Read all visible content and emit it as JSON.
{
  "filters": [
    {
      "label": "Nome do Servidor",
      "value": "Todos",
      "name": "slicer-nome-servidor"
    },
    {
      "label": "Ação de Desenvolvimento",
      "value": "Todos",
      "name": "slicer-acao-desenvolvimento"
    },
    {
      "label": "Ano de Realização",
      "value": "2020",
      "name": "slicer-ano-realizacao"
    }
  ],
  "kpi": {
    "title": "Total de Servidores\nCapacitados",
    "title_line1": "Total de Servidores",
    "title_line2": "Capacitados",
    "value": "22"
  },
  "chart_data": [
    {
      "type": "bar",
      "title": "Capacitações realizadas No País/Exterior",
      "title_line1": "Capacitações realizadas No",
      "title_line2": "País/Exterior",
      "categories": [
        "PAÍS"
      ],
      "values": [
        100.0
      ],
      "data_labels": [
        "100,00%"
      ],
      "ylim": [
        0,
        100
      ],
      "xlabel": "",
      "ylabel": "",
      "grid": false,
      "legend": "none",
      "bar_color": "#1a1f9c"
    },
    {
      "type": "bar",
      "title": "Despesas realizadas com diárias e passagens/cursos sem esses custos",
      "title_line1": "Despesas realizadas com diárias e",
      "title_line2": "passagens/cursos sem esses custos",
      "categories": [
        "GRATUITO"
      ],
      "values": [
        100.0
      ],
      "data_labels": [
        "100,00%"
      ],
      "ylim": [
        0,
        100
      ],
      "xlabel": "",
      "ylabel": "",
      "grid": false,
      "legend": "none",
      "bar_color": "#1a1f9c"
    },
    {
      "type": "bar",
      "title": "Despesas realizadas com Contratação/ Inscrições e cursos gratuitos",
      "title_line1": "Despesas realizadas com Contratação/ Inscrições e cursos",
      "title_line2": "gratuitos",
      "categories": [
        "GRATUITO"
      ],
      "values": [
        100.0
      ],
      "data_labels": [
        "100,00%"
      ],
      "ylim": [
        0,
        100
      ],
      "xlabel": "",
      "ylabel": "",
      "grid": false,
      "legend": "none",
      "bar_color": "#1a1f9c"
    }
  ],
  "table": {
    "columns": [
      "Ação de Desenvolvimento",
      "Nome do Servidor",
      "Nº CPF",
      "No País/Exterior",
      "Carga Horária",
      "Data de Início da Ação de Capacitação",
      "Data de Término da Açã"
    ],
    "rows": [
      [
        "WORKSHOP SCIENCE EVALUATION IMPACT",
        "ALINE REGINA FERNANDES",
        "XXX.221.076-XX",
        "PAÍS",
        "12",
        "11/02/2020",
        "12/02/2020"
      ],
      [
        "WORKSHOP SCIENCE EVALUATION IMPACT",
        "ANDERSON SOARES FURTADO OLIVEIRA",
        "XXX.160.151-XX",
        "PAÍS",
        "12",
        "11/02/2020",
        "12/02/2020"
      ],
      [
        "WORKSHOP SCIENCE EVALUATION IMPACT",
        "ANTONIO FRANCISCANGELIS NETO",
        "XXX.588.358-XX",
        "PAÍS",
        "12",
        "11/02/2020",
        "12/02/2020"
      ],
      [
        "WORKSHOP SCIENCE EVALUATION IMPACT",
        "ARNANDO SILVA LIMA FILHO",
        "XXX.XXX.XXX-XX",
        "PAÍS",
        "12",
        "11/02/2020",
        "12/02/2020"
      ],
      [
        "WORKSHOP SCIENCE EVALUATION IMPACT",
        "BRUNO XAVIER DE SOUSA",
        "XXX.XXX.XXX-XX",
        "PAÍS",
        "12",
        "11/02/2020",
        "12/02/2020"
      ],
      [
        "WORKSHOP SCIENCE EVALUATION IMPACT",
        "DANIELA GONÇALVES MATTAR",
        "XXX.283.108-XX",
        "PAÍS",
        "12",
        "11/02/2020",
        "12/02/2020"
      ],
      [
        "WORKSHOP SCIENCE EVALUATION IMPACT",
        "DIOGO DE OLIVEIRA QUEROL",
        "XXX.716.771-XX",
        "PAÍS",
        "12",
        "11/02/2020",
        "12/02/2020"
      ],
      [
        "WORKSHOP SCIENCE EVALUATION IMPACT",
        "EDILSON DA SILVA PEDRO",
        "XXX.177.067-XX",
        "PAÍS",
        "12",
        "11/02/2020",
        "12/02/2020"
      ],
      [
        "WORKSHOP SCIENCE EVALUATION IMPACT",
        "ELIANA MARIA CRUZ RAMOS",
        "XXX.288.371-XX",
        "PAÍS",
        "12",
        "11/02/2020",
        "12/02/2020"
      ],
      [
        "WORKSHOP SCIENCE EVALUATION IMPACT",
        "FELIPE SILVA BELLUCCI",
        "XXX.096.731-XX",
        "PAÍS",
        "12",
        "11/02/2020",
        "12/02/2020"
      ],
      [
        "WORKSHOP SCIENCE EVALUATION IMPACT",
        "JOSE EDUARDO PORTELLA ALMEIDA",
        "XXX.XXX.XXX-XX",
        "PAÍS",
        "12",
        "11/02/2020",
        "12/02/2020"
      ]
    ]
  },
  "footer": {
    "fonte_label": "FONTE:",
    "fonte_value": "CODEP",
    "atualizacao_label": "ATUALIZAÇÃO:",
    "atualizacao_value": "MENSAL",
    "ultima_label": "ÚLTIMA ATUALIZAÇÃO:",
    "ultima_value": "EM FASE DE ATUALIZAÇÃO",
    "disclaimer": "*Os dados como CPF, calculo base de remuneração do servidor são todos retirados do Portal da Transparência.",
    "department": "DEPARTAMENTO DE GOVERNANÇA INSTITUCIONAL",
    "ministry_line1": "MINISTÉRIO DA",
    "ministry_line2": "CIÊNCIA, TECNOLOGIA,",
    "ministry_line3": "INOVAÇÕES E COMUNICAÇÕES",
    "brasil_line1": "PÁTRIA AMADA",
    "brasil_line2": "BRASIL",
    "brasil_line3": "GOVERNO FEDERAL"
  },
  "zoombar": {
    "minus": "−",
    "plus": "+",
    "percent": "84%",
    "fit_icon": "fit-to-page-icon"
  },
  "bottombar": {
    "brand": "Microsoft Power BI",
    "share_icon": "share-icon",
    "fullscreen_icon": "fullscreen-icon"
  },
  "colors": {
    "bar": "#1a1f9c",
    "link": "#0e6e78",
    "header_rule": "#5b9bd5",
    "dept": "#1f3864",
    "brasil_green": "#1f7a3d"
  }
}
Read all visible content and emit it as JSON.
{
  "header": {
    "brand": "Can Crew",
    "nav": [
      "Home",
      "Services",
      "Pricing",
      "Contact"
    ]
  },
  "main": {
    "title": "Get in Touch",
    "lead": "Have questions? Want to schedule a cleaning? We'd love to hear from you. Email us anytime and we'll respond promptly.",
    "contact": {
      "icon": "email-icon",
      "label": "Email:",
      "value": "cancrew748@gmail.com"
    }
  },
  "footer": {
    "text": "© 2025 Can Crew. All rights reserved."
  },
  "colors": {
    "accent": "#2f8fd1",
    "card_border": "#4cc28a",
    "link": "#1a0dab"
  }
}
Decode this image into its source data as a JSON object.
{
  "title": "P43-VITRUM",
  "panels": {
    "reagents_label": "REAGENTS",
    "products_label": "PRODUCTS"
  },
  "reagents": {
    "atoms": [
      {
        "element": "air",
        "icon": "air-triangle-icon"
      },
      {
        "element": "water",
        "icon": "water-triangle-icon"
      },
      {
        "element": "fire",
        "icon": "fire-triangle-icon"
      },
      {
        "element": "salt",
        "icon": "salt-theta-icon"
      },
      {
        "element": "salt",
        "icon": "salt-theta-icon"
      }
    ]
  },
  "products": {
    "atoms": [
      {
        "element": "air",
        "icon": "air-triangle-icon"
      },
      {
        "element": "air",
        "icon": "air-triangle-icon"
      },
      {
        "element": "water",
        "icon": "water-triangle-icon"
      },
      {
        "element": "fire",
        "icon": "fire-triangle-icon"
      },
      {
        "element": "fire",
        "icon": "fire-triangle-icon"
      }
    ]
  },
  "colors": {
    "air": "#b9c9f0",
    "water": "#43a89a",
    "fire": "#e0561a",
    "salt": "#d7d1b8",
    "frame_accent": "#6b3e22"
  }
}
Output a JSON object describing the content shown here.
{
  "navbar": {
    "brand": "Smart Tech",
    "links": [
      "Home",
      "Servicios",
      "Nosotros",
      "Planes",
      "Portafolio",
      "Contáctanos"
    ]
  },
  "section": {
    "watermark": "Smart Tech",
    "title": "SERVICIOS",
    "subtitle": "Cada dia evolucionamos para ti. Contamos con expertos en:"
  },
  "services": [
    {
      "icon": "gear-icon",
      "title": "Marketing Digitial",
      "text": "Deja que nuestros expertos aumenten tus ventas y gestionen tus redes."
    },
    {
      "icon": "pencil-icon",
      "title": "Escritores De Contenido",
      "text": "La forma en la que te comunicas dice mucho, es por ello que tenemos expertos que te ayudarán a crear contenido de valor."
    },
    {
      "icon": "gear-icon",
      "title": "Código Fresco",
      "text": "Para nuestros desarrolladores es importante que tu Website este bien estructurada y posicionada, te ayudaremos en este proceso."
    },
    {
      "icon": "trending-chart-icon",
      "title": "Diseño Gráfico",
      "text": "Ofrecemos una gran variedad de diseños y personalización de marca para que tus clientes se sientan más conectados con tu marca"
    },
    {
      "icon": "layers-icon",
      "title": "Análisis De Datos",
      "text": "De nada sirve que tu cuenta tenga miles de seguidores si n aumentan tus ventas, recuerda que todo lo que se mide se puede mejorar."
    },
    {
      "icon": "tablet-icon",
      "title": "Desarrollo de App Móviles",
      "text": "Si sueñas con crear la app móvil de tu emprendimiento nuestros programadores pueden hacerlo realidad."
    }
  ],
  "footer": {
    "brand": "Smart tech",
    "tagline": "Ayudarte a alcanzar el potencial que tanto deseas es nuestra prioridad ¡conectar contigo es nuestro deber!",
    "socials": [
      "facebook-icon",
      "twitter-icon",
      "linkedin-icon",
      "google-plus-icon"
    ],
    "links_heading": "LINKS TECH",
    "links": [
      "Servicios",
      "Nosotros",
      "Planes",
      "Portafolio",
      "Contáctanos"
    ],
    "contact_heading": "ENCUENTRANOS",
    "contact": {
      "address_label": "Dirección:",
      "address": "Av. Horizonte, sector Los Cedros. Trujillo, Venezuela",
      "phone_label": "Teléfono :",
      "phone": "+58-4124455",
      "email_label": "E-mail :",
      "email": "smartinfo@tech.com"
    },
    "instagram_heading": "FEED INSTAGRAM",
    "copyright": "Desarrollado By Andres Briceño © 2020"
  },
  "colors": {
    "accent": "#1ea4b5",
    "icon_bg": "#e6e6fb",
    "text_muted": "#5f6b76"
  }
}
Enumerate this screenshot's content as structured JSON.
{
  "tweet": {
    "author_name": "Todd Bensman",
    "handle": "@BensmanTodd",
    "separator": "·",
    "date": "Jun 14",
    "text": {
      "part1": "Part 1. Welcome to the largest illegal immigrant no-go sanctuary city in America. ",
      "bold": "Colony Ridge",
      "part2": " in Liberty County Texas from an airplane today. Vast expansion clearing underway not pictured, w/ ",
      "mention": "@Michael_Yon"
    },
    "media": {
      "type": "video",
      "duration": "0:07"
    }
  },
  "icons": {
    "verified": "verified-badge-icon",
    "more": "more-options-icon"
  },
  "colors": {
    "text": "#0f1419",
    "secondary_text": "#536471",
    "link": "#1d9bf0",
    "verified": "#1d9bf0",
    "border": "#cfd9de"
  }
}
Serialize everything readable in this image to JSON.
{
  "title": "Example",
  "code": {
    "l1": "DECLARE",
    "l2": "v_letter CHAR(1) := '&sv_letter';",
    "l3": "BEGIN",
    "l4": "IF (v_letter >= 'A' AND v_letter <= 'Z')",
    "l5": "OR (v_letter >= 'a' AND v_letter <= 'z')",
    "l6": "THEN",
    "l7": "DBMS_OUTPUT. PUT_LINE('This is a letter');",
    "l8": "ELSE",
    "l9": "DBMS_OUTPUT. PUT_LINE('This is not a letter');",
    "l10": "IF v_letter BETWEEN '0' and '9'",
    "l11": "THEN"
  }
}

PROMPT:
Gather from the records above every line containing the string "expertos".

EXERCISE ANSWER:
    "subtitle": "Cada dia evolucionamos para ti. Contamos con expertos en:"
      "text": "Deja que nuestros expertos aumenten tus ventas y gestionen tus redes."
      "text": "La forma en la que te comunicas dice mucho, es por ello que tenemos expertos que te ayudarán a crear contenido de valor."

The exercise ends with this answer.